Required work: Do any lines in the data below contain "status"? If so, copy every one of them.

-=-=-

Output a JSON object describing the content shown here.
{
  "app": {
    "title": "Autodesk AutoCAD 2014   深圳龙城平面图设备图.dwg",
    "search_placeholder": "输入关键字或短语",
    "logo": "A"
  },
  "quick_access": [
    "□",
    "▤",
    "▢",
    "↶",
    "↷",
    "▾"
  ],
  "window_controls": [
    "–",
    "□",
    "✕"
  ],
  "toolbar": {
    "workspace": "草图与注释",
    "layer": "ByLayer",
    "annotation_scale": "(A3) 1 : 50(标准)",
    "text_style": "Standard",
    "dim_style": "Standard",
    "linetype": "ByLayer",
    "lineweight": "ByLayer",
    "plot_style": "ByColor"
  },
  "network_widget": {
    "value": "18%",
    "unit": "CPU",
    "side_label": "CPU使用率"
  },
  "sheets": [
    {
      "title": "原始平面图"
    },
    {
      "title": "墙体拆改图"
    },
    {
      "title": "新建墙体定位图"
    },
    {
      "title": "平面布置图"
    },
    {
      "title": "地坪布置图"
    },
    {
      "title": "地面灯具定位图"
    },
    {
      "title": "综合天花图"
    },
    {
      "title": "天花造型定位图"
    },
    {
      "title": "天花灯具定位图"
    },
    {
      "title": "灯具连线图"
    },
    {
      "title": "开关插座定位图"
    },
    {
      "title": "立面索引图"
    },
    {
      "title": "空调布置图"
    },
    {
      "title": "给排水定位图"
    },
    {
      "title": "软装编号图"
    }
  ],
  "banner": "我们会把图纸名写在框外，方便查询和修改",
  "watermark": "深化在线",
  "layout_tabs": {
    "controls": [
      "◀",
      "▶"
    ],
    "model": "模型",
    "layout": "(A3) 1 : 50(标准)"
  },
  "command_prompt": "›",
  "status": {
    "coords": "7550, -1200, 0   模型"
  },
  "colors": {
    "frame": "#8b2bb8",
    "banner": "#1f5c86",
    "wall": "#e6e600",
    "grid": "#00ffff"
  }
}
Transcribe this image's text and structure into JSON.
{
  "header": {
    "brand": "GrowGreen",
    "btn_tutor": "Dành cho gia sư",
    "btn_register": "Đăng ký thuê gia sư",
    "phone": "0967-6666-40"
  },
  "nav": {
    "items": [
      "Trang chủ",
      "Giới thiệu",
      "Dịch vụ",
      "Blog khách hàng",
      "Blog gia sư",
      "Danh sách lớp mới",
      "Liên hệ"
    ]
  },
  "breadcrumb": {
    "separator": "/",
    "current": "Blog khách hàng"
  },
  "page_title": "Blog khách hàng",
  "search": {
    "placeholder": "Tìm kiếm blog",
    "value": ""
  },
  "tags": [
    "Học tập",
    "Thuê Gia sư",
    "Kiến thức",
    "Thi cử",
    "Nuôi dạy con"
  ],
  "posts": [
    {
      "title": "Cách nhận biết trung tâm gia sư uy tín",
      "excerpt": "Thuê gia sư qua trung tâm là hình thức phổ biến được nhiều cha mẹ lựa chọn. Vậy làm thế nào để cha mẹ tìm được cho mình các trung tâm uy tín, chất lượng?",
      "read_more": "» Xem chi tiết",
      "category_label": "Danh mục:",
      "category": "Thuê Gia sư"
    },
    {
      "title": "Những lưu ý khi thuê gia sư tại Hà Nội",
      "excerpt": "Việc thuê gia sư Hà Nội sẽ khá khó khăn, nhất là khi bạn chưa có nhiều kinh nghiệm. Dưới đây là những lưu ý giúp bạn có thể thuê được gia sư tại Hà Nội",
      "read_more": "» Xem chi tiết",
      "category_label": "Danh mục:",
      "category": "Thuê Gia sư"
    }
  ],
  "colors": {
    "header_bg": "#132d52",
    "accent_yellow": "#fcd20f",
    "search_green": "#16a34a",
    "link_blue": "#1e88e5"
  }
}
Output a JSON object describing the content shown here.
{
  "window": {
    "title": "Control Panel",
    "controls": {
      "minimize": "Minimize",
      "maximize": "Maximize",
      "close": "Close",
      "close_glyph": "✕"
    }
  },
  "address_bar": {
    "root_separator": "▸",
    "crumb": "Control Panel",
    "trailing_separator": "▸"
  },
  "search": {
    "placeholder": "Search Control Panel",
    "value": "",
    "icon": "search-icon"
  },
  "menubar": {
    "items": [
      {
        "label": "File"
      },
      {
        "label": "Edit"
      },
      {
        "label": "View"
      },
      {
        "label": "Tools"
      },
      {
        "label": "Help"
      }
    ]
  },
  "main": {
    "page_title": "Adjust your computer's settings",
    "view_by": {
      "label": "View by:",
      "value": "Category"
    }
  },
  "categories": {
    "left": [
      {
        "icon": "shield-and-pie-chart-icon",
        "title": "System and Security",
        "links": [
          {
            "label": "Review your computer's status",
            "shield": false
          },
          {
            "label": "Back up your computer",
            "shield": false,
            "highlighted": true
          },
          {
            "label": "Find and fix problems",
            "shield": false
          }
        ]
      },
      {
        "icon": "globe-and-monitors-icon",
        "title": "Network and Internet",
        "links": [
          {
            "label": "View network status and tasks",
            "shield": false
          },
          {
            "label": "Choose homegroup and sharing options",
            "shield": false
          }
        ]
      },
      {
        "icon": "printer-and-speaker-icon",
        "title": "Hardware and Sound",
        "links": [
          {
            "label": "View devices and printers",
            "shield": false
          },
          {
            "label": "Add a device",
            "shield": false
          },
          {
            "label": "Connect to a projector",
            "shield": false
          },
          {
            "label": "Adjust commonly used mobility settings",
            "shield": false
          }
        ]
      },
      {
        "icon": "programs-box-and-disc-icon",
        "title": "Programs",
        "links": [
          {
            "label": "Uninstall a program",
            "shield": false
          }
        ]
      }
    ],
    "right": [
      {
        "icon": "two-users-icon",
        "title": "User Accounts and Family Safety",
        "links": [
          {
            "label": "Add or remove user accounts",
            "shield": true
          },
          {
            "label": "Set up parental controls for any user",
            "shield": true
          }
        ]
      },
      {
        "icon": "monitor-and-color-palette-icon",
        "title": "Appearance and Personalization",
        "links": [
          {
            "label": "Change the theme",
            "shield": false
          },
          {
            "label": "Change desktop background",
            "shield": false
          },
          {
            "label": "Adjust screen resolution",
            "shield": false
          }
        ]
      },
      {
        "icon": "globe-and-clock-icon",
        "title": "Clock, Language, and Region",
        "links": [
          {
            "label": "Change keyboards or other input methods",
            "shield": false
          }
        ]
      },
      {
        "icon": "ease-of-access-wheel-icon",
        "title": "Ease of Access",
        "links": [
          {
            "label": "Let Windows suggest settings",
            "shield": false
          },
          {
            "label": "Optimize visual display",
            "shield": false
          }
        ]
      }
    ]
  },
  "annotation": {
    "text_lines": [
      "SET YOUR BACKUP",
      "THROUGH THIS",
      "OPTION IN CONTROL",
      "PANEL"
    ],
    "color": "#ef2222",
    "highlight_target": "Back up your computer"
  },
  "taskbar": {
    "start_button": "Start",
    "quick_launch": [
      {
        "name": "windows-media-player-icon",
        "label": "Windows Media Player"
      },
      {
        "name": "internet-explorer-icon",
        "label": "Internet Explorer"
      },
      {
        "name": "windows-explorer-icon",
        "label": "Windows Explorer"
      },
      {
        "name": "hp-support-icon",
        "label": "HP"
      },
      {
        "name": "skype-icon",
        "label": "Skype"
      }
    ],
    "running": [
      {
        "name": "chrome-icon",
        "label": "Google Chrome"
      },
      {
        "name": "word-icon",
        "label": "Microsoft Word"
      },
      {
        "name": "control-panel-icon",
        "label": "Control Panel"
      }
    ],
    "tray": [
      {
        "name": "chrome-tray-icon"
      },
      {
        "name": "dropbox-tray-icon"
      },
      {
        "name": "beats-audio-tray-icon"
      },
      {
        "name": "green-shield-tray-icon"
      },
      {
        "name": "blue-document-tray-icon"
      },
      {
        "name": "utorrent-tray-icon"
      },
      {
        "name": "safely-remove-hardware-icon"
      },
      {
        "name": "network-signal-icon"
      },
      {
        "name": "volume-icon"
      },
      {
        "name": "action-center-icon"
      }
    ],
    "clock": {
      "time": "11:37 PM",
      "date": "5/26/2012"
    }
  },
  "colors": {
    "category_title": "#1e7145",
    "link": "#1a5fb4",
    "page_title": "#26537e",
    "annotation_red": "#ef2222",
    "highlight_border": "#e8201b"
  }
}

-=-=-

Reply:
  "status": {
            "label": "Review your computer's status",
            "label": "View network status and tasks",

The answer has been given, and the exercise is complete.